Instructions for the task. Give the number of lines that contain the string "npara", and nothing else.

Entries.
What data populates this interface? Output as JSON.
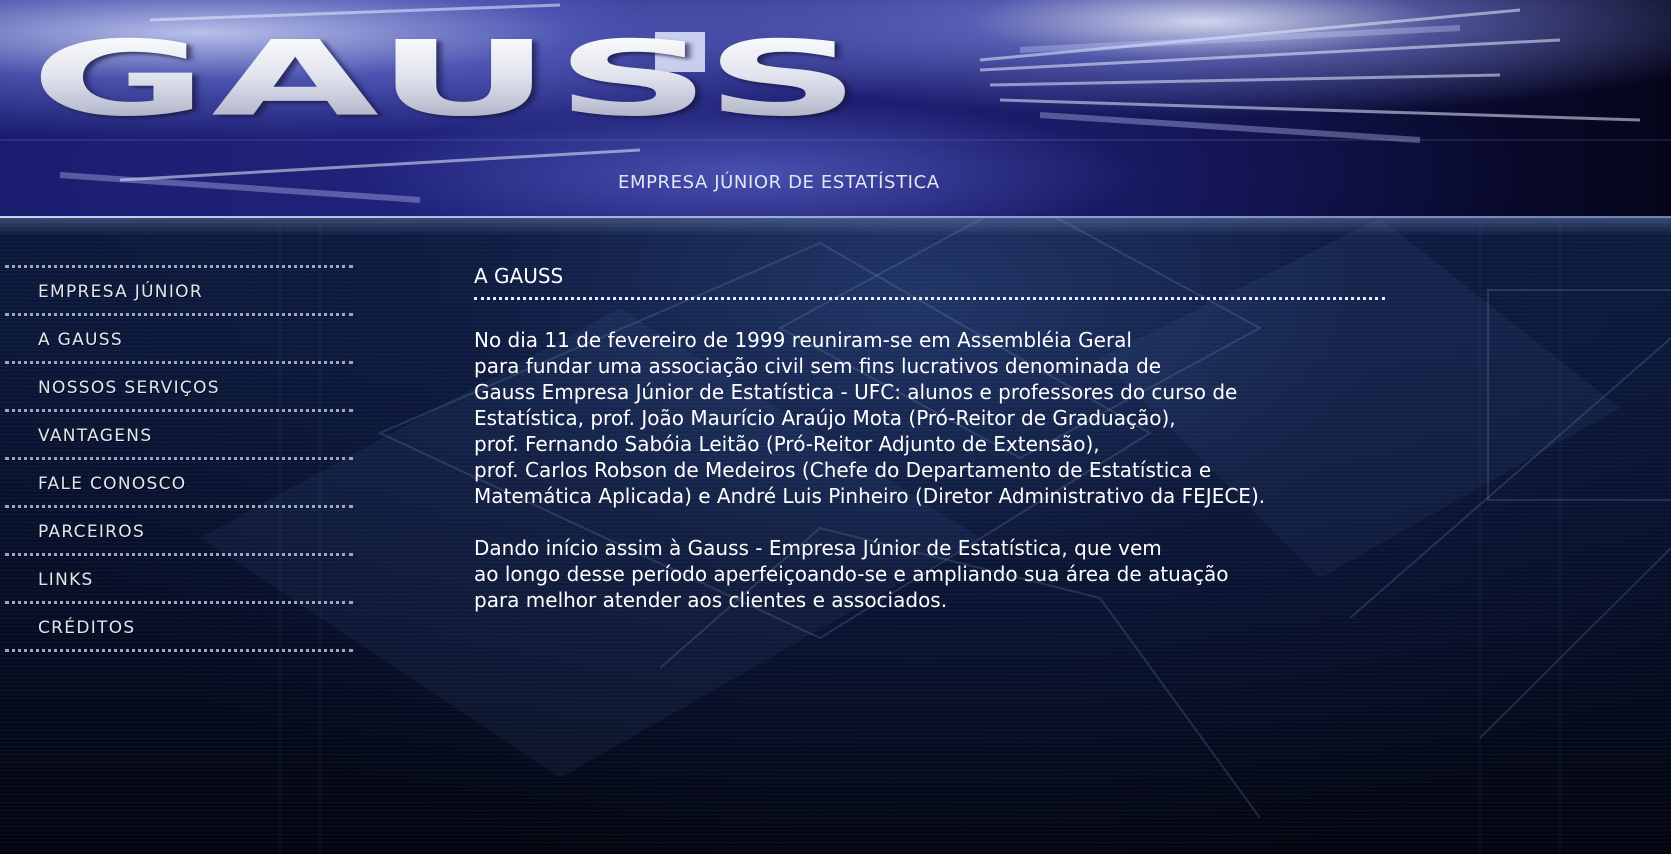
{
  "header": {
    "logo_text": "GAUSS",
    "subtitle": "EMPRESA JÚNIOR DE ESTATÍSTICA"
  },
  "sidebar": {
    "items": [
      {
        "label": "EMPRESA JÚNIOR"
      },
      {
        "label": "A GAUSS"
      },
      {
        "label": "NOSSOS SERVIÇOS"
      },
      {
        "label": "VANTAGENS"
      },
      {
        "label": "FALE CONOSCO"
      },
      {
        "label": "PARCEIROS"
      },
      {
        "label": "LINKS"
      },
      {
        "label": "CRÉDITOS"
      }
    ]
  },
  "main": {
    "title": "A GAUSS",
    "paragraphs": [
      "No dia 11 de fevereiro de 1999 reuniram-se em Assembléia Geral\npara fundar uma associação civil sem fins lucrativos denominada de\nGauss Empresa Júnior de Estatística - UFC: alunos e professores do curso de\nEstatística, prof. João Maurício Araújo Mota (Pró-Reitor de Graduação),\nprof. Fernando Sabóia Leitão (Pró-Reitor Adjunto de Extensão),\nprof. Carlos Robson de Medeiros (Chefe do Departamento de Estatística e\nMatemática Aplicada) e André Luis Pinheiro (Diretor Administrativo da FEJECE).",
      "Dando início assim à Gauss - Empresa Júnior de Estatística, que vem\nao longo desse período aperfeiçoando-se e ampliando sua área de atuação\npara melhor atender aos clientes e associados."
    ]
  },
  "colors": {
    "background": "#0b1736",
    "banner": "#23277e",
    "text": "#ffffff",
    "nav_text": "#e3e6ef"
  }
}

Result below. 2